### WHAT YOU ARE ASKED TO DO
Select and copy out every line in the records containing "Bruta".

### STORED ROWS
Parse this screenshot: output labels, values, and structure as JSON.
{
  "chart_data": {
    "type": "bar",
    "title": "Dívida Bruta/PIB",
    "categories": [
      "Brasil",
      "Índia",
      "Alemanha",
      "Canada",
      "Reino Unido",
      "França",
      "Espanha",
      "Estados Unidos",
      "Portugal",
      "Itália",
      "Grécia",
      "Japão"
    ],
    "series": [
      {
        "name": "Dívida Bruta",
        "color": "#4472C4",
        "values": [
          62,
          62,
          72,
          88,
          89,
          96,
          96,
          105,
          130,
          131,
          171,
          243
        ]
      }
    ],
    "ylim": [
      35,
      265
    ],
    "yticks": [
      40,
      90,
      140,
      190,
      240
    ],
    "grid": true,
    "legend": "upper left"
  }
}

### ANSWER IN FULL
    "title": "Dívida Bruta/PIB",
        "name": "Dívida Bruta",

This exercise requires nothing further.